_GIVEN PROBLEM_: Extract everything in the data from the line that contains "svg-text:264: 264 (584, 241, 598, 250)" down to the line that contains "svg-text:264: 264 (591, 508, 606, 518)", both of those lines included, and reproduce those lines without any change.

_RECORDS SHOWN_:
----

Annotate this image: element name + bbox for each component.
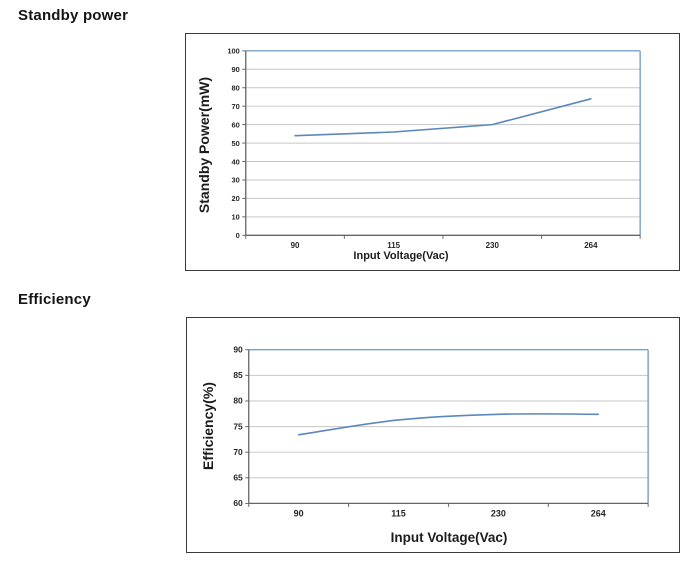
svg-text:264: 264 (584, 241, 598, 250)
svg-text:20: 20 (231, 194, 239, 203)
svg-text:230: 230 (491, 508, 506, 518)
svg-text:85: 85 (233, 370, 243, 380)
standby-y-axis-title: Standby Power(mW) (196, 76, 212, 214)
svg-text:90: 90 (231, 65, 239, 74)
svg-text:230: 230 (486, 241, 500, 250)
svg-text:90: 90 (291, 241, 300, 250)
standby-x-axis-title: Input Voltage(Vac) (353, 250, 449, 262)
svg-text:80: 80 (233, 396, 243, 406)
efficiency-plot: 60 65 70 75 80 85 90 90 115 230 264 (233, 345, 649, 518)
svg-text:115: 115 (391, 508, 405, 518)
svg-text:60: 60 (233, 498, 243, 508)
efficiency-chart: 60 65 70 75 80 85 90 90 115 230 264 Efficiency(%) … (186, 317, 680, 553)
svg-text:90: 90 (233, 345, 243, 355)
svg-text:40: 40 (231, 157, 239, 166)
svg-text:75: 75 (233, 421, 243, 431)
standby-power-chart: 0 10 20 30 40 50 60 70 80 90 100 90 115 230 264 Standb… (185, 33, 680, 271)
standby-power-plot: 0 10 20 30 40 50 60 70 80 90 100 90 115 230 264 (227, 47, 641, 250)
svg-text:264: 264 (591, 508, 606, 518)
section-heading-efficiency: Efficiency (18, 291, 91, 308)
efficiency-y-axis-title: Efficiency(%) (200, 382, 216, 470)
svg-text:60: 60 (231, 120, 239, 129)
svg-text:70: 70 (231, 102, 239, 111)
svg-text:30: 30 (231, 176, 239, 185)
svg-text:80: 80 (231, 84, 239, 93)
efficiency-x-axis-title: Input Voltage(Vac) (390, 530, 508, 545)
svg-text:10: 10 (231, 213, 239, 222)
svg-text:90: 90 (294, 508, 304, 518)
svg-text:50: 50 (231, 139, 239, 148)
svg-text:65: 65 (233, 473, 243, 483)
svg-text:0: 0 (236, 231, 240, 240)
svg-text:70: 70 (233, 447, 243, 457)
section-heading-standby-power: Standby power (18, 7, 129, 24)
svg-text:115: 115 (387, 241, 400, 250)
svg-text:100: 100 (227, 47, 239, 56)
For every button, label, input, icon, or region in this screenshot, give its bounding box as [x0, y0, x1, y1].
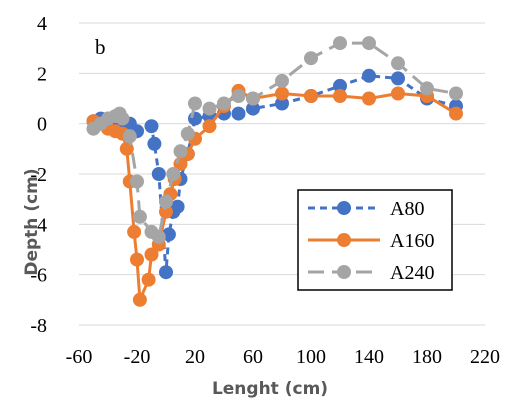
- data-point-a160: [132, 292, 147, 307]
- data-point-a160: [362, 91, 376, 106]
- tick-labels: 420-2-4-6-8-60 -20 20 60 100 140 180 220: [30, 13, 500, 368]
- data-point-a240: [391, 56, 405, 71]
- data-point-a240: [159, 194, 173, 209]
- legend-label-a240: A240: [390, 262, 434, 284]
- data-point-a240: [333, 36, 347, 51]
- data-point-a240: [275, 73, 289, 88]
- data-point-a160: [144, 247, 159, 262]
- data-point-a160: [159, 204, 173, 219]
- data-point-a240: [304, 51, 318, 66]
- data-point-a80: [391, 71, 405, 86]
- data-point-a240: [420, 81, 434, 96]
- data-point-a80: [151, 167, 166, 181]
- y-axis-title: Depth (cm): [22, 168, 42, 275]
- data-point-a240: [151, 229, 166, 244]
- data-point-a160: [275, 86, 289, 101]
- legend: A80 A160 A240: [297, 189, 453, 291]
- legend-marker-a240: [337, 265, 351, 279]
- y-tick-label: -6: [30, 265, 47, 287]
- data-point-a80: [170, 199, 185, 214]
- data-point-a240: [132, 209, 147, 224]
- data-point-a80: [188, 111, 202, 126]
- y-tick-label: -2: [30, 164, 47, 186]
- data-point-a80: [333, 78, 347, 93]
- data-point-a240: [166, 167, 181, 181]
- data-point-a160: [449, 106, 463, 121]
- x-tick-label: -60: [66, 346, 93, 368]
- y-tick-label: -4: [30, 214, 47, 236]
- data-point-a160: [130, 252, 144, 267]
- data-point-a240: [173, 144, 188, 159]
- x-tick-label: -20: [124, 346, 151, 368]
- data-point-a240: [231, 89, 246, 103]
- data-point-a160: [127, 224, 142, 239]
- data-point-a160: [304, 89, 318, 103]
- legend-label-a80: A80: [390, 198, 424, 220]
- data-point-a160: [391, 86, 405, 101]
- y-tick-label: 4: [37, 13, 47, 35]
- legend-marker-a80: [337, 201, 351, 215]
- data-point-a240: [217, 96, 231, 111]
- x-axis-title: Lenght (cm): [212, 379, 328, 399]
- data-point-a240: [246, 91, 260, 106]
- data-point-a80: [275, 96, 289, 111]
- legend-label-a160: A160: [390, 230, 434, 252]
- data-point-a80: [147, 136, 162, 151]
- x-tick-label: 20: [185, 346, 205, 368]
- data-point-a80: [231, 106, 246, 121]
- panel-label: b: [95, 35, 106, 59]
- series-line-a80: [92, 74, 457, 273]
- data-point-a160: [333, 89, 347, 103]
- data-point-a80: [159, 265, 173, 280]
- data-point-a240: [449, 86, 463, 101]
- data-point-a80: [362, 68, 376, 83]
- y-tick-label: 0: [37, 114, 47, 136]
- x-tick-label: 180: [412, 346, 442, 368]
- y-tick-label: -8: [30, 315, 47, 337]
- legend-marker-a160: [337, 233, 351, 247]
- data-point-a80: [246, 101, 260, 116]
- data-point-a240: [362, 36, 376, 51]
- series-layer: [86, 36, 463, 307]
- data-point-a240: [115, 111, 130, 126]
- data-point-a240: [180, 126, 195, 141]
- data-point-a160: [202, 119, 217, 134]
- x-tick-label: 60: [243, 346, 263, 368]
- x-tick-label: 140: [354, 346, 384, 368]
- data-point-a240: [202, 101, 217, 116]
- data-point-a80: [144, 119, 159, 134]
- data-point-a160: [119, 141, 134, 156]
- data-point-a160: [141, 272, 156, 287]
- data-point-a240: [188, 96, 202, 111]
- data-point-a240: [130, 174, 144, 189]
- y-tick-label: 2: [37, 63, 47, 85]
- series-a240: [86, 36, 463, 244]
- x-tick-label: 220: [470, 346, 500, 368]
- data-point-a240: [122, 129, 137, 144]
- x-tick-label: 100: [296, 346, 326, 368]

----

_COMPLETED EXERCISE_:
svg-text:264: 264 (584, 241, 598, 250)
svg-text:20: 20 (231, 194, 239, 203)
svg-text:230: 230 (491, 508, 506, 518)
svg-text:85: 85 (233, 370, 243, 380)
standby-y-axis-title: Standby Power(mW) (196, 76, 212, 214)
svg-text:90: 90 (231, 65, 239, 74)
svg-text:230: 230 (486, 241, 500, 250)
svg-text:90: 90 (291, 241, 300, 250)
standby-x-axis-title: Input Voltage(Vac) (353, 250, 449, 262)
svg-text:80: 80 (233, 396, 243, 406)
efficiency-plot: 60 65 70 75 80 85 90 90 115 230 264 (233, 345, 649, 518)
svg-text:115: 115 (391, 508, 405, 518)
svg-text:60: 60 (233, 498, 243, 508)
efficiency-chart: 60 65 70 75 80 85 90 90 115 230 264 Efficiency(%) … (186, 317, 680, 553)
svg-text:90: 90 (233, 345, 243, 355)
svg-text:40: 40 (231, 157, 239, 166)
svg-text:75: 75 (233, 421, 243, 431)
standby-power-chart: 0 10 20 30 40 50 60 70 80 90 100 90 115 230 264 Standb… (185, 33, 680, 271)
standby-power-plot: 0 10 20 30 40 50 60 70 80 90 100 90 115 230 264 (227, 47, 641, 250)
svg-text:264: 264 (591, 508, 606, 518)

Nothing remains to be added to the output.